WHAT TO WORK ON: Every record should be written out exactly, please.

ROWS:
▬▬▬▬▬▬

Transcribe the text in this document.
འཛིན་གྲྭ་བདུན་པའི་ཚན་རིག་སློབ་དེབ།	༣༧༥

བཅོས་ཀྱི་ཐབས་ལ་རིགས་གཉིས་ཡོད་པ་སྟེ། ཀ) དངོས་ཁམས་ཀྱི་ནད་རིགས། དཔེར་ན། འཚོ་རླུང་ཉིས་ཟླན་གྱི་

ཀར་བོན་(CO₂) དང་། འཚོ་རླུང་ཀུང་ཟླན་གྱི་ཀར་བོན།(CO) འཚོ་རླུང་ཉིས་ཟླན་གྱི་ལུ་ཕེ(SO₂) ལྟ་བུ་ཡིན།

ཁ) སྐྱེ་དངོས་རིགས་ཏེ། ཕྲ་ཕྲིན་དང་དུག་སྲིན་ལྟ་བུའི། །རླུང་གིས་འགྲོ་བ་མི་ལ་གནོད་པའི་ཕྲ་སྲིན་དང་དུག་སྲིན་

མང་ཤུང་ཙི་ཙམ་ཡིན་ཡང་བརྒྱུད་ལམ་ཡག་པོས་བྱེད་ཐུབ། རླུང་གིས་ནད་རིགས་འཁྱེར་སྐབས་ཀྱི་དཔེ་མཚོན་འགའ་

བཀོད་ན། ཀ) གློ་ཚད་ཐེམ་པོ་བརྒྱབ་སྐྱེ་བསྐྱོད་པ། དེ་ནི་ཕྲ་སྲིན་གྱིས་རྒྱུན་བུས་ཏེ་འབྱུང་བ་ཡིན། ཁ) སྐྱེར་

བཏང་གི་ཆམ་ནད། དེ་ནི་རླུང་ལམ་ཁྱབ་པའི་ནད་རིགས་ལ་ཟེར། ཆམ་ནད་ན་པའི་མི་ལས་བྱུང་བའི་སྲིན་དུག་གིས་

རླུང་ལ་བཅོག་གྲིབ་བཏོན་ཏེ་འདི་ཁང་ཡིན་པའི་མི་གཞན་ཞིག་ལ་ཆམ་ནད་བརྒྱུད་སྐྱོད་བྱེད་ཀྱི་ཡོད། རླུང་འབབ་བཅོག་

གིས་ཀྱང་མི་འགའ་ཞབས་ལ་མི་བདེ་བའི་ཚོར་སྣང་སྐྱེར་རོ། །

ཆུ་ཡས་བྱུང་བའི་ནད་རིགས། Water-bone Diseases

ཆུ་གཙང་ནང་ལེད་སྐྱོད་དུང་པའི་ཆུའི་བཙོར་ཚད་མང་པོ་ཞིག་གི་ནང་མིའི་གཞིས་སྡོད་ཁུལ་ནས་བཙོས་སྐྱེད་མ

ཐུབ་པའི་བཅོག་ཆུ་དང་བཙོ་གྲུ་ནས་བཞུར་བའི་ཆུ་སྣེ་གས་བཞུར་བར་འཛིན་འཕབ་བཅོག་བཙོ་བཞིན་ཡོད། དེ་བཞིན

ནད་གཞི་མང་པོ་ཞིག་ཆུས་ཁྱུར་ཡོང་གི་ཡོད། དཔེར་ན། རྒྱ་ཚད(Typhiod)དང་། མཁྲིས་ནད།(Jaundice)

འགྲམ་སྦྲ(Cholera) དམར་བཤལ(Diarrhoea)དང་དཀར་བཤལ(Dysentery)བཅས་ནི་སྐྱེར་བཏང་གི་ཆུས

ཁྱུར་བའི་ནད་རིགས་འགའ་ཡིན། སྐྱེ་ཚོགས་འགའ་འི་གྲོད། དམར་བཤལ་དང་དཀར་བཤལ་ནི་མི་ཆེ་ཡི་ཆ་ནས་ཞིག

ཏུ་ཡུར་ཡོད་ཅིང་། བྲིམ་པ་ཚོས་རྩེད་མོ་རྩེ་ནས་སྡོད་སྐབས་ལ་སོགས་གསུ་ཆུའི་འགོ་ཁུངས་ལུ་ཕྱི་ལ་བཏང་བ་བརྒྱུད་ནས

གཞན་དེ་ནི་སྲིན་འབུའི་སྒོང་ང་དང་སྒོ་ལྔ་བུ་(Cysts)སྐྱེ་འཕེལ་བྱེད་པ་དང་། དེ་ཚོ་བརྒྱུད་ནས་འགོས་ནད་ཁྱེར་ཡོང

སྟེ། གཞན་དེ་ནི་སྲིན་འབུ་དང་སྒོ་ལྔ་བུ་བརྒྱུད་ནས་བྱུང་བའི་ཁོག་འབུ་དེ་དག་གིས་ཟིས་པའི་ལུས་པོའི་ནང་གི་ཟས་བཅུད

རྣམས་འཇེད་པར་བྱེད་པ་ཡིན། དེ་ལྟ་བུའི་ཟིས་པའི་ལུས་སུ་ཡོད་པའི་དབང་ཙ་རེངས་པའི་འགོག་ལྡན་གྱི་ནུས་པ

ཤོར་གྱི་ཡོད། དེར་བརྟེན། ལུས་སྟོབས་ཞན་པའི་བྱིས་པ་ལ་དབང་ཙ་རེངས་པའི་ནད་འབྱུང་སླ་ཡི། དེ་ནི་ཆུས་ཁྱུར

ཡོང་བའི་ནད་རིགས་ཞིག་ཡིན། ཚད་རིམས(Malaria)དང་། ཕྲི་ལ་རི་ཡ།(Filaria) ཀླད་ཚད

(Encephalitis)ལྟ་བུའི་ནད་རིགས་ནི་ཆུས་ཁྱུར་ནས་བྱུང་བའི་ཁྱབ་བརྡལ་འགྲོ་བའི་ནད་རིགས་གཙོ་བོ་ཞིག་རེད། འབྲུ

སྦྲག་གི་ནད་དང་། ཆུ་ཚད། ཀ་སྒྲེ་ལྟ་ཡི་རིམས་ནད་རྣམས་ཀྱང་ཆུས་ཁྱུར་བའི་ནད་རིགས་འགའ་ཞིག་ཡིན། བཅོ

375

▬▬▬▬▬▬

TASK RESPONSE:
Transcribe the text in this document.
འཛིན་གྲྭ་བདུན་པའི་ཚན་རིག་སློབ་དེབ།	༣༧༥

བཅོས་ཀྱི་ཐབས་ལ་རིགས་གཉིས་ཡོད་པ་སྟེ། ཀ) དངོས་ཁམས་ཀྱི་ནད་རིགས། དཔེར་ན། འཚོ་རླུང་ཉིས་ཟླན་གྱི་

ཀར་བོན་(CO₂) དང་། འཚོ་རླུང་ཀུང་ཟླན་གྱི་ཀར་བོན།(CO) འཚོ་རླུང་ཉིས་ཟླན་གྱི་ལུ་ཕེ(SO₂) ལྟ་བུ་ཡིན།

ཁ) སྐྱེ་དངོས་རིགས་ཏེ། ཕྲ་ཕྲིན་དང་དུག་སྲིན་ལྟ་བུའི། །རླུང་གིས་འགྲོ་བ་མི་ལ་གནོད་པའི་ཕྲ་སྲིན་དང་དུག་སྲིན་

མང་ཤུང་ཙི་ཙམ་ཡིན་ཡང་བརྒྱུད་ལམ་ཡག་པོས་བྱེད་ཐུབ། རླུང་གིས་ནད་རིགས་འཁྱེར་སྐབས་ཀྱི་དཔེ་མཚོན་འགའ་

བཀོད་ན། ཀ) གློ་ཚད་ཐེམ་པོ་བརྒྱབ་སྐྱེ་བསྐྱོད་པ། དེ་ནི་ཕྲ་སྲིན་གྱིས་རྒྱུན་བུས་ཏེ་འབྱུང་བ་ཡིན། ཁ) སྐྱེར་

བཏང་གི་ཆམ་ནད། དེ་ནི་རླུང་ལམ་ཁྱབ་པའི་ནད་རིགས་ལ་ཟེར། ཆམ་ནད་ན་པའི་མི་ལས་བྱུང་བའི་སྲིན་དུག་གིས་

རླུང་ལ་བཅོག་གྲིབ་བཏོན་ཏེ་འདི་ཁང་ཡིན་པའི་མི་གཞན་ཞིག་ལ་ཆམ་ནད་བརྒྱུད་སྐྱོད་བྱེད་ཀྱི་ཡོད། རླུང་འབབ་བཅོག་

གིས་ཀྱང་མི་འགའ་ཞབས་ལ་མི་བདེ་བའི་ཚོར་སྣང་སྐྱེར་རོ། །

ཆུ་ཡས་བྱུང་བའི་ནད་རིགས། Water-bone Diseases

ཆུ་གཙང་ནང་ལེད་སྐྱོད་དུང་པའི་ཆུའི་བཙོར་ཚད་མང་པོ་ཞིག་གི་ནང་མིའི་གཞིས་སྡོད་ཁུལ་ནས་བཙོས་སྐྱེད་མ

ཐུབ་པའི་བཅོག་ཆུ་དང་བཙོ་གྲུ་ནས་བཞུར་བའི་ཆུ་སྣེ་གས་བཞུར་བར་འཛིན་འཕབ་བཅོག་བཙོ་བཞིན་ཡོད། དེ་བཞིན

ནད་གཞི་མང་པོ་ཞིག་ཆུས་ཁྱུར་ཡོང་གི་ཡོད། དཔེར་ན། རྒྱ་ཚད(Typhiod)དང་། མཁྲིས་ནད།(Jaundice)

འགྲམ་སྦྲ(Cholera) དམར་བཤལ(Diarrhoea)དང་དཀར་བཤལ(Dysentery)བཅས་ནི་སྐྱེར་བཏང་གི་ཆུས

ཁྱུར་བའི་ནད་རིགས་འགའ་ཡིན། སྐྱེ་ཚོགས་འགའ་འི་གྲོད། དམར་བཤལ་དང་དཀར་བཤལ་ནི་མི་ཆེ་ཡི་ཆ་ནས་ཞིག

ཏུ་ཡུར་ཡོད་ཅིང་། བྲིམ་པ་ཚོས་རྩེད་མོ་རྩེ་ནས་སྡོད་སྐབས་ལ་སོགས་གསུ་ཆུའི་འགོ་ཁུངས་ལུ་ཕྱི་ལ་བཏང་བ་བརྒྱུད་ནས

གཞན་དེ་ནི་སྲིན་འབུའི་སྒོང་ང་དང་སྒོ་ལྔ་བུ་(Cysts)སྐྱེ་འཕེལ་བྱེད་པ་དང་། དེ་ཚོ་བརྒྱུད་ནས་འགོས་ནད་ཁྱེར་ཡོང

སྟེ། གཞན་དེ་ནི་སྲིན་འབུ་དང་སྒོ་ལྔ་བུ་བརྒྱུད་ནས་བྱུང་བའི་ཁོག་འབུ་དེ་དག་གིས་ཟིས་པའི་ལུས་པོའི་ནང་གི་ཟས་བཅུད

རྣམས་འཇེད་པར་བྱེད་པ་ཡིན། དེ་ལྟ་བུའི་ཟིས་པའི་ལུས་སུ་ཡོད་པའི་དབང་ཙ་རེངས་པའི་འགོག་ལྡན་གྱི་ནུས་པ

ཤོར་གྱི་ཡོད། དེར་བརྟེན། ལུས་སྟོབས་ཞན་པའི་བྱིས་པ་ལ་དབང་ཙ་རེངས་པའི་ནད་འབྱུང་སླ་ཡི། དེ་ནི་ཆུས་ཁྱུར

ཡོང་བའི་ནད་རིགས་ཞིག་ཡིན། ཚད་རིམས(Malaria)དང་། ཕྲི་ལ་རི་ཡ།(Filaria) ཀླད་ཚད

(Encephalitis)ལྟ་བུའི་ནད་རིགས་ནི་ཆུས་ཁྱུར་ནས་བྱུང་བའི་ཁྱབ་བརྡལ་འགྲོ་བའི་ནད་རིགས་གཙོ་བོ་ཞིག་རེད། འབྲུ

སྦྲག་གི་ནད་དང་། ཆུ་ཚད། ཀ་སྒྲེ་ལྟ་ཡི་རིམས་ནད་རྣམས་ཀྱང་ཆུས་ཁྱུར་བའི་ནད་རིགས་འགའ་ཞིག་ཡིན། བཅོ

375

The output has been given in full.